▸ **WHAT YOU HAVE TO DO**
Set down every entry word for word. Omit the pictures.

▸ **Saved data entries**

_____

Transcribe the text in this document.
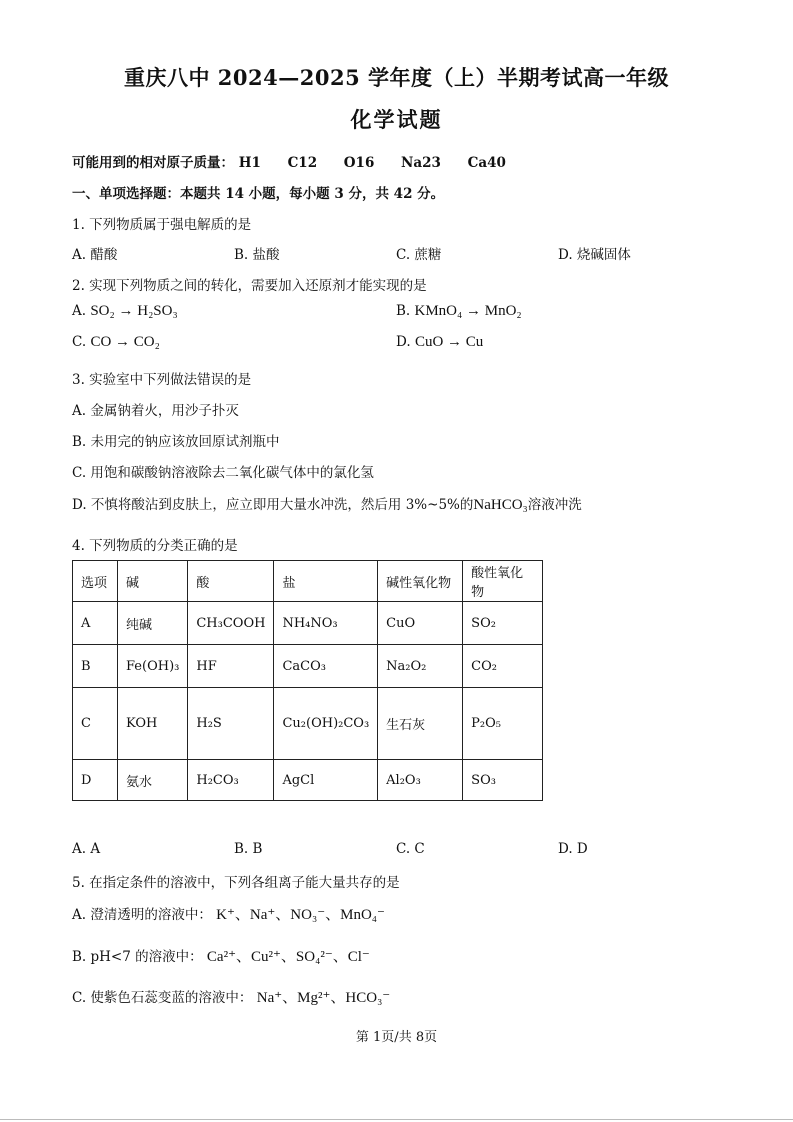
重庆八中 2024—2025 学年度（上）半期考试高一年级
化学试题
可能用到的相对原子质量： H1 C12 O16 Na23 Ca40
一、单项选择题：本题共 14 小题，每小题 3 分，共 42 分。
1. 下列物质属于强电解质的是
A. 醋酸	B. 盐酸	C. 蔗糖	D. 烧碱固体
2. 实现下列物质之间的转化，需要加入还原剂才能实现的是
A. SO₂ → H₂SO₃	B. KMnO₄ → MnO₂
C. CO → CO₂	D. CuO → Cu
3. 实验室中下列做法错误的是
A. 金属钠着火，用沙子扑灭
B. 未用完的钠应该放回原试剂瓶中
C. 用饱和碳酸钠溶液除去二氧化碳气体中的氯化氢
D. 不慎将酸沾到皮肤上，应立即用大量水冲洗，然后用 3%~5%的NaHCO₃溶液冲洗
4. 下列物质的分类正确的是
选项	碱	酸	盐	碱性氧化物	酸性氧化物
A	纯碱	CH₃COOH	NH₄NO₃	CuO	SO₂
B	Fe(OH)₃	HF	CaCO₃	Na₂O₂	CO₂
C	KOH	H₂S	Cu₂(OH)₂CO₃	生石灰	P₂O₅
D	氨水	H₂CO₃	AgCl	Al₂O₃	SO₃
A. A	B. B	C. C	D. D
5. 在指定条件的溶液中，下列各组离子能大量共存的是
A. 澄清透明的溶液中： K⁺、Na⁺、NO₃⁻、MnO₄⁻
B. pH<7 的溶液中： Ca²⁺、Cu²⁺、SO₄²⁻、Cl⁻
C. 使紫色石蕊变蓝的溶液中： Na⁺、Mg²⁺、HCO₃⁻
第 1页/共 8页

_____

▸ **RESPONSE BELOW**
Transcribe the text in this document.
重庆八中 2024—2025 学年度（上）半期考试高一年级
化学试题
可能用到的相对原子质量： H1 C12 O16 Na23 Ca40
一、单项选择题：本题共 14 小题，每小题 3 分，共 42 分。
1. 下列物质属于强电解质的是
A. 醋酸	B. 盐酸	C. 蔗糖	D. 烧碱固体
2. 实现下列物质之间的转化，需要加入还原剂才能实现的是
A. SO₂ → H₂SO₃	B. KMnO₄ → MnO₂
C. CO → CO₂	D. CuO → Cu
3. 实验室中下列做法错误的是
A. 金属钠着火，用沙子扑灭
B. 未用完的钠应该放回原试剂瓶中
C. 用饱和碳酸钠溶液除去二氧化碳气体中的氯化氢
D. 不慎将酸沾到皮肤上，应立即用大量水冲洗，然后用 3%~5%的NaHCO₃溶液冲洗
4. 下列物质的分类正确的是
选项	碱	酸	盐	碱性氧化物	酸性氧化物
A	纯碱	CH₃COOH	NH₄NO₃	CuO	SO₂
B	Fe(OH)₃	HF	CaCO₃	Na₂O₂	CO₂
C	KOH	H₂S	Cu₂(OH)₂CO₃	生石灰	P₂O₅
D	氨水	H₂CO₃	AgCl	Al₂O₃	SO₃
A. A	B. B	C. C	D. D
5. 在指定条件的溶液中，下列各组离子能大量共存的是
A. 澄清透明的溶液中： K⁺、Na⁺、NO₃⁻、MnO₄⁻
B. pH<7 的溶液中： Ca²⁺、Cu²⁺、SO₄²⁻、Cl⁻
C. 使紫色石蕊变蓝的溶液中： Na⁺、Mg²⁺、HCO₃⁻
第 1页/共 8页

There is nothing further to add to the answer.